Whenever a line below includes the string "Questions", show it.

(Items listed in a dataset)
--------

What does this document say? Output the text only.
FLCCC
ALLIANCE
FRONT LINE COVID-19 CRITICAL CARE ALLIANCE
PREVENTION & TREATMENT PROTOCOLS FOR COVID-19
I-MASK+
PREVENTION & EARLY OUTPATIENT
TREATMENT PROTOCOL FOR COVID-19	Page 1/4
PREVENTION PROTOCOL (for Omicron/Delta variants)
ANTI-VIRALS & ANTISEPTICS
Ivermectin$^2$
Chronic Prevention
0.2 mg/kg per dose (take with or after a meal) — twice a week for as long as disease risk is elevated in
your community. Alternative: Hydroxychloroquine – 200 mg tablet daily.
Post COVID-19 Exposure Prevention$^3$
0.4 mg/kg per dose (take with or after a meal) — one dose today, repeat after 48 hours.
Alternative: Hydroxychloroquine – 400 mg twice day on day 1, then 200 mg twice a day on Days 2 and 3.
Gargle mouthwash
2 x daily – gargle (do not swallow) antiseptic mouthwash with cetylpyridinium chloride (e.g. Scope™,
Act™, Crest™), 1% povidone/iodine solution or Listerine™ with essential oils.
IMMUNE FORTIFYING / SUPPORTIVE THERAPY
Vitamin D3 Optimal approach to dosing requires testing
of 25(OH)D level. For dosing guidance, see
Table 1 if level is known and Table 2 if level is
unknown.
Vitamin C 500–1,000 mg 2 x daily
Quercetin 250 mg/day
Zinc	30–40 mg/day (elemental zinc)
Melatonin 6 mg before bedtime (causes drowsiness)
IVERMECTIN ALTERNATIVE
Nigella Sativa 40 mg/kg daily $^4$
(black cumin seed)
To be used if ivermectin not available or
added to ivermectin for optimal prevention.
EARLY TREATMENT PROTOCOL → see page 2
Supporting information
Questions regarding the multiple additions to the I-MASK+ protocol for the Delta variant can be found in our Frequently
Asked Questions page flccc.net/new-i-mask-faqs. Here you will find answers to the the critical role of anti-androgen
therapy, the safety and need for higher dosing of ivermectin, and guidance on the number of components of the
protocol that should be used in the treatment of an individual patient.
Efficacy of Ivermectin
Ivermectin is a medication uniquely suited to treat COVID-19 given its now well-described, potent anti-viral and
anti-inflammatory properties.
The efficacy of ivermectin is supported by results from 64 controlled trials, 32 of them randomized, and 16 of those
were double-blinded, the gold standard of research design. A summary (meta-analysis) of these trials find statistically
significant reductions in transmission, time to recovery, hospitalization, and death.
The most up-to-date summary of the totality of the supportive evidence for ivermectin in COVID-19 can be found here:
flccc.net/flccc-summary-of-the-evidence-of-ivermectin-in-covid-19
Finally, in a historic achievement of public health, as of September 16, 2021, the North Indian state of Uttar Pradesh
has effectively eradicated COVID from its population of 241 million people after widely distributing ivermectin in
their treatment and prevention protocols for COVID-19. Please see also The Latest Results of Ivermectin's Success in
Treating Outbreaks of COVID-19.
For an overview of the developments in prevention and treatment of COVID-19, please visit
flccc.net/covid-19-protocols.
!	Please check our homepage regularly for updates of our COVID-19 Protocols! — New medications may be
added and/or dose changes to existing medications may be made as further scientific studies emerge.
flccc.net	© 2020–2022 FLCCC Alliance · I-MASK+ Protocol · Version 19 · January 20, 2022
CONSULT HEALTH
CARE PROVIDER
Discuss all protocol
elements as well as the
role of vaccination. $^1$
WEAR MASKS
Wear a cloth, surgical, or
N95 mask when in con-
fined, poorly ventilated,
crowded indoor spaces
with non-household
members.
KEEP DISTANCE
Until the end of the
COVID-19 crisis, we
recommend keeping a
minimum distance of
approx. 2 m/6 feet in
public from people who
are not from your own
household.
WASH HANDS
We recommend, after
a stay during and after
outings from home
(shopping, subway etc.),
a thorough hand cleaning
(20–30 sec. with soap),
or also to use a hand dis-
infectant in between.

--------

#### Response below:
Questions regarding the multiple additions to the I-MASK+ protocol for the Delta variant can be found in our Frequently
Asked Questions page flccc.net/new-i-mask-faqs. Here you will find answers to the the critical role of anti-androgen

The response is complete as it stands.